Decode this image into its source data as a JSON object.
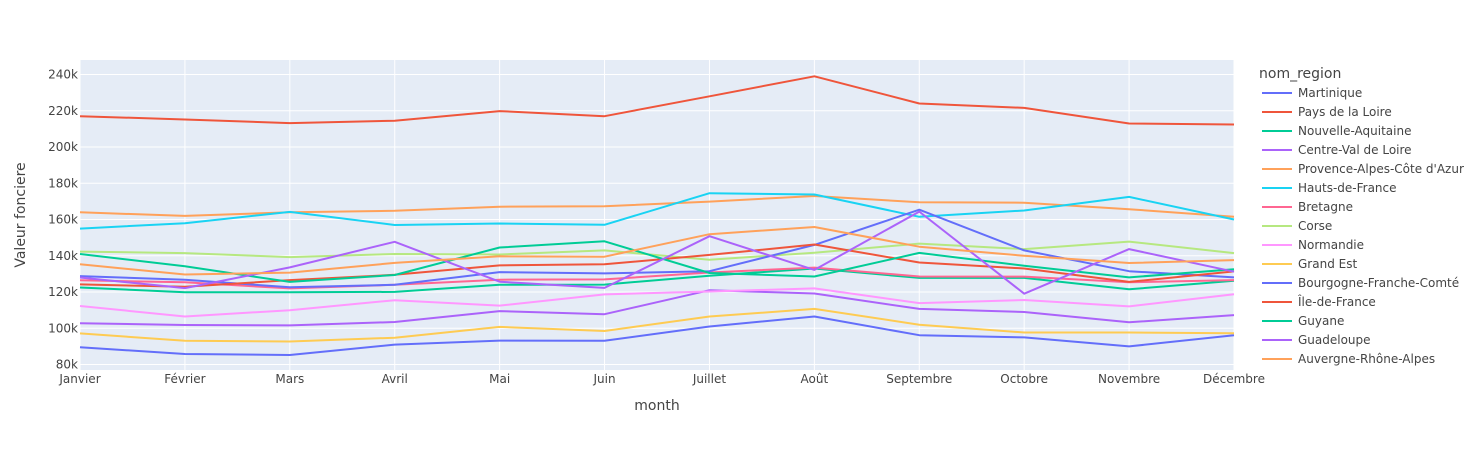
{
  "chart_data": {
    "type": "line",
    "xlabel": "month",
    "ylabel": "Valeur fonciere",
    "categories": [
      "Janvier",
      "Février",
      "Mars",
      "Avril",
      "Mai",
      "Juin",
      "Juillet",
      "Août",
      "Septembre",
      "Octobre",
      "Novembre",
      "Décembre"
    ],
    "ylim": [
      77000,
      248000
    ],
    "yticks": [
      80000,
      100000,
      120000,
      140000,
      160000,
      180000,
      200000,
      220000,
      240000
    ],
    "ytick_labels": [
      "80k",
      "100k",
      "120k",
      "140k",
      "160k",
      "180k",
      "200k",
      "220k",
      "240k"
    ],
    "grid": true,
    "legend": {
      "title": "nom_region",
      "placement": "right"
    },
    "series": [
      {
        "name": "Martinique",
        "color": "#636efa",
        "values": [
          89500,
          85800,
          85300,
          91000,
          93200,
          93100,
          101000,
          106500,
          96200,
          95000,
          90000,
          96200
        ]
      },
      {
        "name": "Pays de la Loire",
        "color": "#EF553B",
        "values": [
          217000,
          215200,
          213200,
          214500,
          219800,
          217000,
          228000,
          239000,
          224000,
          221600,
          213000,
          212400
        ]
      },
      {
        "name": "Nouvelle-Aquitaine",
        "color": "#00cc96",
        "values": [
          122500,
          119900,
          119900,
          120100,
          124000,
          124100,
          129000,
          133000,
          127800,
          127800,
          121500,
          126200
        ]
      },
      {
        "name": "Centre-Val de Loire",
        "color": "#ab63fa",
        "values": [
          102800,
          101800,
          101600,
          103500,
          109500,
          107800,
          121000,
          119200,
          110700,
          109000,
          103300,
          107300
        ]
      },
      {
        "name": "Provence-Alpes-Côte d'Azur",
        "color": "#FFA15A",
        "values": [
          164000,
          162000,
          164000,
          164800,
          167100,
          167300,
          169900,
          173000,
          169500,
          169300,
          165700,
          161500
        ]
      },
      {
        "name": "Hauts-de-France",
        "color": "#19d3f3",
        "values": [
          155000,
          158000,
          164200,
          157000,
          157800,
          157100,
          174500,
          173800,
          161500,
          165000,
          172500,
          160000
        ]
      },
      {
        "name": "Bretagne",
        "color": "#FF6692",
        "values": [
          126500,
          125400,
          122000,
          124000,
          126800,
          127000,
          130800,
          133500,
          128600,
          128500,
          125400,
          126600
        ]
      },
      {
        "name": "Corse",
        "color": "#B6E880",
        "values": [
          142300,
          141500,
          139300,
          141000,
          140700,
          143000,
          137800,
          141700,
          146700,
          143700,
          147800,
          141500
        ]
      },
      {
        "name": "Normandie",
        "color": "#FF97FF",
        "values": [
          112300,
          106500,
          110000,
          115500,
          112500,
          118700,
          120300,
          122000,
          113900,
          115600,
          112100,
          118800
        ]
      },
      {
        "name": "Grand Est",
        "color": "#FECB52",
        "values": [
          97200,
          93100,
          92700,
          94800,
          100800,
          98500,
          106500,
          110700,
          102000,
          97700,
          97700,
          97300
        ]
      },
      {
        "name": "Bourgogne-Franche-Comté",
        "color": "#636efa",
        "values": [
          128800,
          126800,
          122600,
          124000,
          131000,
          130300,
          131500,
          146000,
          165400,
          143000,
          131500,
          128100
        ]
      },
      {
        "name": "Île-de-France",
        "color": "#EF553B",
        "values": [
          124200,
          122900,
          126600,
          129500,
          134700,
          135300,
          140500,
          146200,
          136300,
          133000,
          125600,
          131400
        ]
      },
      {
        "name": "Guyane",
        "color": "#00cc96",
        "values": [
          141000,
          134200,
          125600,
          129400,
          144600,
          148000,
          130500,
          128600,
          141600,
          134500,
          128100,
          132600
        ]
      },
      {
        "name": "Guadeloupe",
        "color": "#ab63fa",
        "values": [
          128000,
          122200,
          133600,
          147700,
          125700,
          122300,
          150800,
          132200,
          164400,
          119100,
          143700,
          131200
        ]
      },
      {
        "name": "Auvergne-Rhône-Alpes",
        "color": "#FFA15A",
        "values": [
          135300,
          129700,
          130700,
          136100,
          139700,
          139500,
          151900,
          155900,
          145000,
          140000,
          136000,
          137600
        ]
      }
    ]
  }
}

-------

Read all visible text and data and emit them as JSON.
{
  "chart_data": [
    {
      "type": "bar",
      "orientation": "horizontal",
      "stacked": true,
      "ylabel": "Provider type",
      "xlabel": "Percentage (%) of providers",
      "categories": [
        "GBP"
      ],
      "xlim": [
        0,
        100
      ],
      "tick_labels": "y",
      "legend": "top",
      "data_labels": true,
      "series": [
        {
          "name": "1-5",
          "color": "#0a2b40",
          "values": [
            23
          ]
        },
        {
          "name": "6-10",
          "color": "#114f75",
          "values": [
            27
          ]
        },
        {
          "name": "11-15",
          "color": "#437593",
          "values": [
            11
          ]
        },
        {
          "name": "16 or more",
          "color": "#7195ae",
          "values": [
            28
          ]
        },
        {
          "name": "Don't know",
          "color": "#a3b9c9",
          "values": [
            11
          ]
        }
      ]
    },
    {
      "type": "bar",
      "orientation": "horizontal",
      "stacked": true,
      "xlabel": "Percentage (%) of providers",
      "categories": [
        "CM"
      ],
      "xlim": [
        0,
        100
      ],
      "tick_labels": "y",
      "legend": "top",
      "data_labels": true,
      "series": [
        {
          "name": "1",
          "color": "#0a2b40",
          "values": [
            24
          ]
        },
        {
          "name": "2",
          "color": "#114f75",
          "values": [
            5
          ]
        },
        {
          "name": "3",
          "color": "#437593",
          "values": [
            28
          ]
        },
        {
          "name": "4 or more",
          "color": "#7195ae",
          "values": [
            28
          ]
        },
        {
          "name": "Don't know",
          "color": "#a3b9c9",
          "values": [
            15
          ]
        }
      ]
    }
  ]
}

-------

To be done - Locate each line with the word "JSON" and copy it.

Exercise solution -
Decode this image into its source data as a JSON object.
Read all visible text and data and emit them as JSON.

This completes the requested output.